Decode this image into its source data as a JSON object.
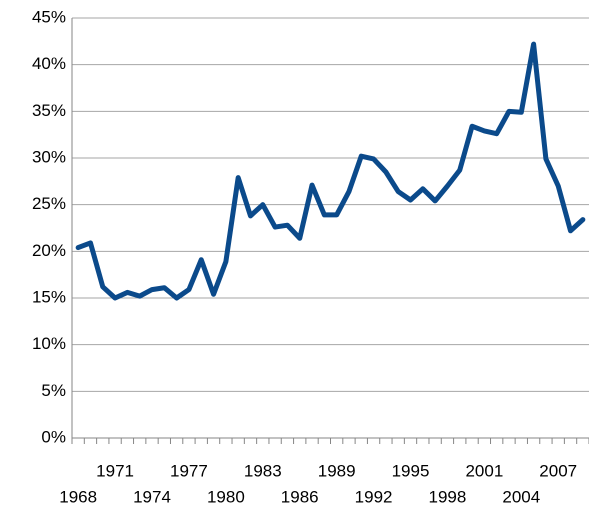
{
  "chart_data": {
    "type": "line",
    "categories": [
      "1968",
      null,
      null,
      "1971",
      null,
      null,
      "1974",
      null,
      null,
      "1977",
      null,
      null,
      "1980",
      null,
      null,
      "1983",
      null,
      null,
      "1986",
      null,
      null,
      "1989",
      null,
      null,
      "1992",
      null,
      null,
      "1995",
      null,
      null,
      "1998",
      null,
      null,
      "2001",
      null,
      null,
      "2004",
      null,
      null,
      "2007",
      null,
      null
    ],
    "series": [
      {
        "color": "#0b4a8b",
        "values": [
          20.4,
          20.9,
          16.2,
          15.0,
          15.6,
          15.2,
          15.9,
          16.1,
          15.0,
          15.9,
          19.1,
          15.4,
          18.9,
          27.9,
          23.8,
          25.0,
          22.6,
          22.8,
          21.4,
          27.1,
          23.9,
          23.9,
          26.4,
          30.2,
          29.9,
          28.5,
          26.4,
          25.5,
          26.7,
          25.4,
          27.0,
          28.7,
          33.4,
          32.9,
          32.6,
          35.0,
          34.9,
          42.2,
          29.9,
          27.0,
          22.2,
          23.4
        ]
      }
    ],
    "ylim": [
      0,
      45
    ],
    "yticks": [
      {
        "value": 0,
        "label": "0%"
      },
      {
        "value": 5,
        "label": "5%"
      },
      {
        "value": 10,
        "label": "10%"
      },
      {
        "value": 15,
        "label": "15%"
      },
      {
        "value": 20,
        "label": "20%"
      },
      {
        "value": 25,
        "label": "25%"
      },
      {
        "value": 30,
        "label": "30%"
      },
      {
        "value": 35,
        "label": "35%"
      },
      {
        "value": 40,
        "label": "40%"
      },
      {
        "value": 45,
        "label": "45%"
      }
    ],
    "grid": true
  }
}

---*---

What the task requires:
Look back over the material above and state how many lines hold the word "label". Write the number and nothing else.

Task answer:
10